● YOUR INSTRUCTIONS
Transcribe the entries exactly; images are not part of the copy.

● A block of data
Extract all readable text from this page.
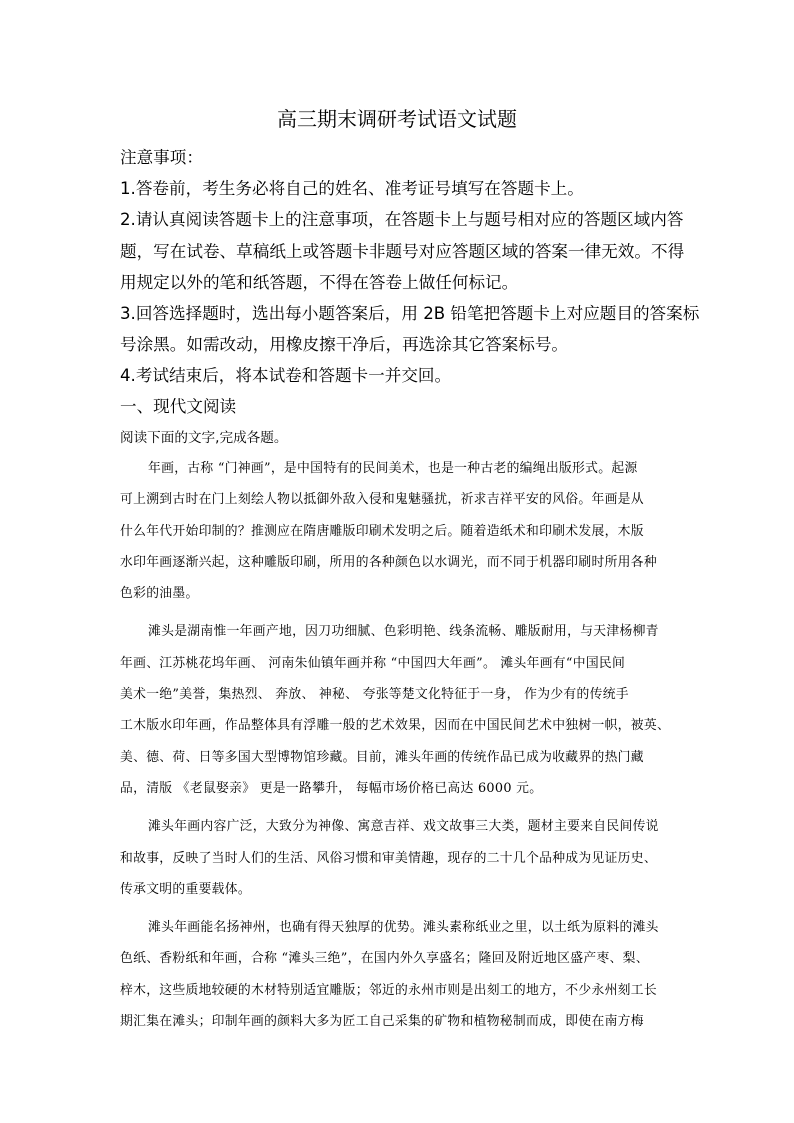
高三期末调研考试语文试题

注意事项：

1.答卷前，考生务必将自己的姓名、准考证号填写在答题卡上。

2.请认真阅读答题卡上的注意事项，在答题卡上与题号相对应的答题区域内答

题，写在试卷、草稿纸上或答题卡非题号对应答题区域的答案一律无效。不得

用规定以外的笔和纸答题，不得在答卷上做任何标记。

3.回答选择题时，选出每小题答案后，用 2B 铅笔把答题卡上对应题目的答案标

号涂黑。如需改动，用橡皮擦干净后，再选涂其它答案标号。

4.考试结束后，将本试卷和答题卡一并交回。

一、现代文阅读
阅读下面的文字,完成各题。

年画，古称 “门神画”，是中国特有的民间美术，也是一种古老的编绳出版形式。起源
可上溯到古时在门上刻绘人物以抵御外敌入侵和鬼魅骚扰，祈求吉祥平安的风俗。年画是从
什么年代开始印制的？推测应在隋唐雕版印刷术发明之后。随着造纸术和印刷术发展，木版
水印年画逐渐兴起，这种雕版印刷，所用的各种颜色以水调光，而不同于机器印刷时所用各种
色彩的油墨。

滩头是湖南惟一年画产地，因刀功细腻、色彩明艳、线条流畅、雕版耐用，与天津杨柳青
年画、江苏桃花坞年画、 河南朱仙镇年画并称 “中国四大年画”。 滩头年画有“中国民间
美术一绝”美誉，集热烈、 奔放、 神秘、 夸张等楚文化特征于一身， 作为少有的传统手
工木版水印年画，作品整体具有浮雕一般的艺术效果，因而在中国民间艺术中独树一帜，被英、
美、德、荷、日等多国大型博物馆珍藏。目前，滩头年画的传统作品已成为收藏界的热门藏
品，清版 《老鼠娶亲》 更是一路攀升， 每幅市场价格已高达 6000 元。

滩头年画内容广泛，大致分为神像、寓意吉祥、戏文故事三大类，题材主要来自民间传说
和故事，反映了当时人们的生活、风俗习惯和审美情趣，现存的二十几个品种成为见证历史、
传承文明的重要载体。

滩头年画能名扬神州，也确有得天独厚的优势。滩头素称纸业之里，以土纸为原料的滩头
色纸、香粉纸和年画，合称 “滩头三绝”，在国内外久享盛名；隆回及附近地区盛产枣、梨、
梓木，这些质地较硬的木材特别适宜雕版；邻近的永州市则是出刻工的地方，不少永州刻工长
期汇集在滩头；印制年画的颜料大多为匠工自己采集的矿物和植物秘制而成，即使在南方梅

● SOLVED EXERCISE
Extract all readable text from this page.
高三期末调研考试语文试题

注意事项：

1.答卷前，考生务必将自己的姓名、准考证号填写在答题卡上。

2.请认真阅读答题卡上的注意事项，在答题卡上与题号相对应的答题区域内答

题，写在试卷、草稿纸上或答题卡非题号对应答题区域的答案一律无效。不得

用规定以外的笔和纸答题，不得在答卷上做任何标记。

3.回答选择题时，选出每小题答案后，用 2B 铅笔把答题卡上对应题目的答案标

号涂黑。如需改动，用橡皮擦干净后，再选涂其它答案标号。

4.考试结束后，将本试卷和答题卡一并交回。

一、现代文阅读
阅读下面的文字,完成各题。

年画，古称 “门神画”，是中国特有的民间美术，也是一种古老的编绳出版形式。起源
可上溯到古时在门上刻绘人物以抵御外敌入侵和鬼魅骚扰，祈求吉祥平安的风俗。年画是从
什么年代开始印制的？推测应在隋唐雕版印刷术发明之后。随着造纸术和印刷术发展，木版
水印年画逐渐兴起，这种雕版印刷，所用的各种颜色以水调光，而不同于机器印刷时所用各种
色彩的油墨。

滩头是湖南惟一年画产地，因刀功细腻、色彩明艳、线条流畅、雕版耐用，与天津杨柳青
年画、江苏桃花坞年画、 河南朱仙镇年画并称 “中国四大年画”。 滩头年画有“中国民间
美术一绝”美誉，集热烈、 奔放、 神秘、 夸张等楚文化特征于一身， 作为少有的传统手
工木版水印年画，作品整体具有浮雕一般的艺术效果，因而在中国民间艺术中独树一帜，被英、
美、德、荷、日等多国大型博物馆珍藏。目前，滩头年画的传统作品已成为收藏界的热门藏
品，清版 《老鼠娶亲》 更是一路攀升， 每幅市场价格已高达 6000 元。

滩头年画内容广泛，大致分为神像、寓意吉祥、戏文故事三大类，题材主要来自民间传说
和故事，反映了当时人们的生活、风俗习惯和审美情趣，现存的二十几个品种成为见证历史、
传承文明的重要载体。

滩头年画能名扬神州，也确有得天独厚的优势。滩头素称纸业之里，以土纸为原料的滩头
色纸、香粉纸和年画，合称 “滩头三绝”，在国内外久享盛名；隆回及附近地区盛产枣、梨、
梓木，这些质地较硬的木材特别适宜雕版；邻近的永州市则是出刻工的地方，不少永州刻工长
期汇集在滩头；印制年画的颜料大多为匠工自己采集的矿物和植物秘制而成，即使在南方梅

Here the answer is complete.